Each line below has to be set down again exactly.

(Data items)
+--

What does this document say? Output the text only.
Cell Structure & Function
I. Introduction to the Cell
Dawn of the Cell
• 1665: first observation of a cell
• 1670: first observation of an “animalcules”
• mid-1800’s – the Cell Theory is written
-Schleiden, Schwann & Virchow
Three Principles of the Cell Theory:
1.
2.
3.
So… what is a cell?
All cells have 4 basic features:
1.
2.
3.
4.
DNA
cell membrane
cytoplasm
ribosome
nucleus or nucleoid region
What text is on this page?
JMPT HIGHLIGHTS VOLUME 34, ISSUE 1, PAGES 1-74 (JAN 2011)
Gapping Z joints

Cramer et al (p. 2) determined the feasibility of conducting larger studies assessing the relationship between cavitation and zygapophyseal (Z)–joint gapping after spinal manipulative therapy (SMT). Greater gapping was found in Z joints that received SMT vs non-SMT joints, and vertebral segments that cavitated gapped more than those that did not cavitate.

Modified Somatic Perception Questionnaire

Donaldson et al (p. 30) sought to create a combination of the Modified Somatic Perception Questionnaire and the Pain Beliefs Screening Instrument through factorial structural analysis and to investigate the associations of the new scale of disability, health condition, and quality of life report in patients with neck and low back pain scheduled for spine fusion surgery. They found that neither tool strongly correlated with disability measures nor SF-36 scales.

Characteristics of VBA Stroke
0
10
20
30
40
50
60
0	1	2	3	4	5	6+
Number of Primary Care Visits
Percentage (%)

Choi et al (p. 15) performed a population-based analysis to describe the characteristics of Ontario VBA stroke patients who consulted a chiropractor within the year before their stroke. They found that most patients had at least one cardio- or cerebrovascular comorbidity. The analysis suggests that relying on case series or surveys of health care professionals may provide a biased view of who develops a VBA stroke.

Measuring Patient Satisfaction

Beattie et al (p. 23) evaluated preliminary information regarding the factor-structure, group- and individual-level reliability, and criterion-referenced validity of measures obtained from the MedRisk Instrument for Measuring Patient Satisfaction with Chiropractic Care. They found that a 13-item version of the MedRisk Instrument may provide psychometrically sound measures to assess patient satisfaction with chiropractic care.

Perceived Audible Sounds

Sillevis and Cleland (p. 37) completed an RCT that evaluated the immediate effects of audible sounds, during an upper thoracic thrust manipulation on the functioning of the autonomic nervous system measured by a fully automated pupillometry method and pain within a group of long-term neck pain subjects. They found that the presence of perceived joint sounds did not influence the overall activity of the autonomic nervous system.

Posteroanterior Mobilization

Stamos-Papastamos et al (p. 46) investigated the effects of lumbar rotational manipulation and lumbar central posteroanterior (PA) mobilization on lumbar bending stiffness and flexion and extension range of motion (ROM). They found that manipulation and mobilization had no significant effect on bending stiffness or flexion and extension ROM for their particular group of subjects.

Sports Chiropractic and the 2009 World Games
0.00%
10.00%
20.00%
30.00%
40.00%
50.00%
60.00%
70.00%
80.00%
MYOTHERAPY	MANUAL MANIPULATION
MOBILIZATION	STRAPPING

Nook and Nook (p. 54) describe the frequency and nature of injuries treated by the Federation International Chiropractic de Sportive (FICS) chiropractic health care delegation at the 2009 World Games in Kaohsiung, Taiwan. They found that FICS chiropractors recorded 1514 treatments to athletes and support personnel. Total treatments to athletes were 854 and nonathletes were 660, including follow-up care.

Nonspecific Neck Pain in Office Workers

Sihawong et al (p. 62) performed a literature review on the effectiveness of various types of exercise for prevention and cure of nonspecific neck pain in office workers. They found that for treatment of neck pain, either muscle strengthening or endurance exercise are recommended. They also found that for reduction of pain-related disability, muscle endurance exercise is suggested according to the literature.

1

+--

- RESPONSE:
What does this document say? Output the text only.
Cell Structure & Function
I. Introduction to the Cell
Dawn of the Cell
• 1665: first observation of a cell
• 1670: first observation of an “animalcules”
• mid-1800’s – the Cell Theory is written
-Schleiden, Schwann & Virchow
Three Principles of the Cell Theory:
1.
2.
3.
So… what is a cell?
All cells have 4 basic features:
1.
2.
3.
4.
DNA
cell membrane
cytoplasm
ribosome
nucleus or nucleoid region
What text is on this page?
JMPT HIGHLIGHTS VOLUME 34, ISSUE 1, PAGES 1-74 (JAN 2011)
Gapping Z joints

Cramer et al (p. 2) determined the feasibility of conducting larger studies assessing the relationship between cavitation and zygapophyseal (Z)–joint gapping after spinal manipulative therapy (SMT). Greater gapping was found in Z joints that received SMT vs non-SMT joints, and vertebral segments that cavitated gapped more than those that did not cavitate.

Modified Somatic Perception Questionnaire

Donaldson et al (p. 30) sought to create a combination of the Modified Somatic Perception Questionnaire and the Pain Beliefs Screening Instrument through factorial structural analysis and to investigate the associations of the new scale of disability, health condition, and quality of life report in patients with neck and low back pain scheduled for spine fusion surgery. They found that neither tool strongly correlated with disability measures nor SF-36 scales.

Characteristics of VBA Stroke
0
10
20
30
40
50
60
0	1	2	3	4	5	6+
Number of Primary Care Visits
Percentage (%)

Choi et al (p. 15) performed a population-based analysis to describe the characteristics of Ontario VBA stroke patients who consulted a chiropractor within the year before their stroke. They found that most patients had at least one cardio- or cerebrovascular comorbidity. The analysis suggests that relying on case series or surveys of health care professionals may provide a biased view of who develops a VBA stroke.

Measuring Patient Satisfaction

Beattie et al (p. 23) evaluated preliminary information regarding the factor-structure, group- and individual-level reliability, and criterion-referenced validity of measures obtained from the MedRisk Instrument for Measuring Patient Satisfaction with Chiropractic Care. They found that a 13-item version of the MedRisk Instrument may provide psychometrically sound measures to assess patient satisfaction with chiropractic care.

Perceived Audible Sounds

Sillevis and Cleland (p. 37) completed an RCT that evaluated the immediate effects of audible sounds, during an upper thoracic thrust manipulation on the functioning of the autonomic nervous system measured by a fully automated pupillometry method and pain within a group of long-term neck pain subjects. They found that the presence of perceived joint sounds did not influence the overall activity of the autonomic nervous system.

Posteroanterior Mobilization

Stamos-Papastamos et al (p. 46) investigated the effects of lumbar rotational manipulation and lumbar central posteroanterior (PA) mobilization on lumbar bending stiffness and flexion and extension range of motion (ROM). They found that manipulation and mobilization had no significant effect on bending stiffness or flexion and extension ROM for their particular group of subjects.

Sports Chiropractic and the 2009 World Games
0.00%
10.00%
20.00%
30.00%
40.00%
50.00%
60.00%
70.00%
80.00%
MYOTHERAPY	MANUAL MANIPULATION
MOBILIZATION	STRAPPING

Nook and Nook (p. 54) describe the frequency and nature of injuries treated by the Federation International Chiropractic de Sportive (FICS) chiropractic health care delegation at the 2009 World Games in Kaohsiung, Taiwan. They found that FICS chiropractors recorded 1514 treatments to athletes and support personnel. Total treatments to athletes were 854 and nonathletes were 660, including follow-up care.

Nonspecific Neck Pain in Office Workers

Sihawong et al (p. 62) performed a literature review on the effectiveness of various types of exercise for prevention and cure of nonspecific neck pain in office workers. They found that for treatment of neck pain, either muscle strengthening or endurance exercise are recommended. They also found that for reduction of pain-related disability, muscle endurance exercise is suggested according to the literature.

1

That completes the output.